-- EXERCISE BRIEF --
Present the count of lines in the entries below that hold "from", and present nothing else.

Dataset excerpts
* * * * * * * * *
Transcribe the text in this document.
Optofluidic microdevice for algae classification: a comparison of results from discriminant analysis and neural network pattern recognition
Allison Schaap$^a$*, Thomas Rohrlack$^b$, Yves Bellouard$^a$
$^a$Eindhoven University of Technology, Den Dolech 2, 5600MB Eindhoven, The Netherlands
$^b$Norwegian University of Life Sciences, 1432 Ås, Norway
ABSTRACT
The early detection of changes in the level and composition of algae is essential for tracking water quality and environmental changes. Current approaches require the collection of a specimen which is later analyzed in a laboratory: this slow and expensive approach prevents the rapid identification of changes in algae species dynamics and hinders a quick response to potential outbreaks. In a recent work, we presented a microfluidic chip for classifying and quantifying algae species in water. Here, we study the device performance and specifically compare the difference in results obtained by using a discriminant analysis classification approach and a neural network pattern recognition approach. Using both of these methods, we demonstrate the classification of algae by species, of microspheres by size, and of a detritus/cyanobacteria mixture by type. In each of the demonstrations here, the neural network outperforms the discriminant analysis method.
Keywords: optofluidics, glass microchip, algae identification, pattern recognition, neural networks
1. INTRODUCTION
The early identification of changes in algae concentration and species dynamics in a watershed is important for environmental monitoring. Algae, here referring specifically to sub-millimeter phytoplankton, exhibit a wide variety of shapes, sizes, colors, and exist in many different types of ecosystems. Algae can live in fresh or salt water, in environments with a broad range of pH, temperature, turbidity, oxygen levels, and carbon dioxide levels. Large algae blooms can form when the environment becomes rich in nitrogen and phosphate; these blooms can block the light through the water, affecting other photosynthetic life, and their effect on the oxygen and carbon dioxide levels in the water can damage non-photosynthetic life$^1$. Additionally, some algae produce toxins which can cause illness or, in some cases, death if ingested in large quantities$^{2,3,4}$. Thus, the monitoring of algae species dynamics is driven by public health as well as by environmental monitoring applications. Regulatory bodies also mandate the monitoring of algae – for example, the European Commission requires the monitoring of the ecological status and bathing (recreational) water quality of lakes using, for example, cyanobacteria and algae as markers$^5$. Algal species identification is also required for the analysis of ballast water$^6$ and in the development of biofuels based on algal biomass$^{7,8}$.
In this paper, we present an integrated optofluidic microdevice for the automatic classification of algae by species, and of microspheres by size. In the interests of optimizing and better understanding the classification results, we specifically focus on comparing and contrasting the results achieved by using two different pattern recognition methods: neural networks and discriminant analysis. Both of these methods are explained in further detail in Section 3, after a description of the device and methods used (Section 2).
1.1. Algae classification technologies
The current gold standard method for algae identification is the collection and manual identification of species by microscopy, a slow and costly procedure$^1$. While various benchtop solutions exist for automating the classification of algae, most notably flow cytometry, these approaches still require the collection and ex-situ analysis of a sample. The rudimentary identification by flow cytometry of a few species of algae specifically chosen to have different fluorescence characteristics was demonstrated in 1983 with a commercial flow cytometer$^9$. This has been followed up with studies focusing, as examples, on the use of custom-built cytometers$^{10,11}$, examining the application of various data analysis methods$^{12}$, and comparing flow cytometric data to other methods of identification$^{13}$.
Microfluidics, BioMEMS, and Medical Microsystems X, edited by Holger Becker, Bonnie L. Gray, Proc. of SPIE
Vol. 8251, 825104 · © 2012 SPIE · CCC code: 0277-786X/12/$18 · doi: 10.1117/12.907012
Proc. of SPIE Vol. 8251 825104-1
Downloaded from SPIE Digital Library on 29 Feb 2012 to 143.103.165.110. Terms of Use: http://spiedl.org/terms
* * * * * * * * *
-- EXERCISE OUTPUT --
2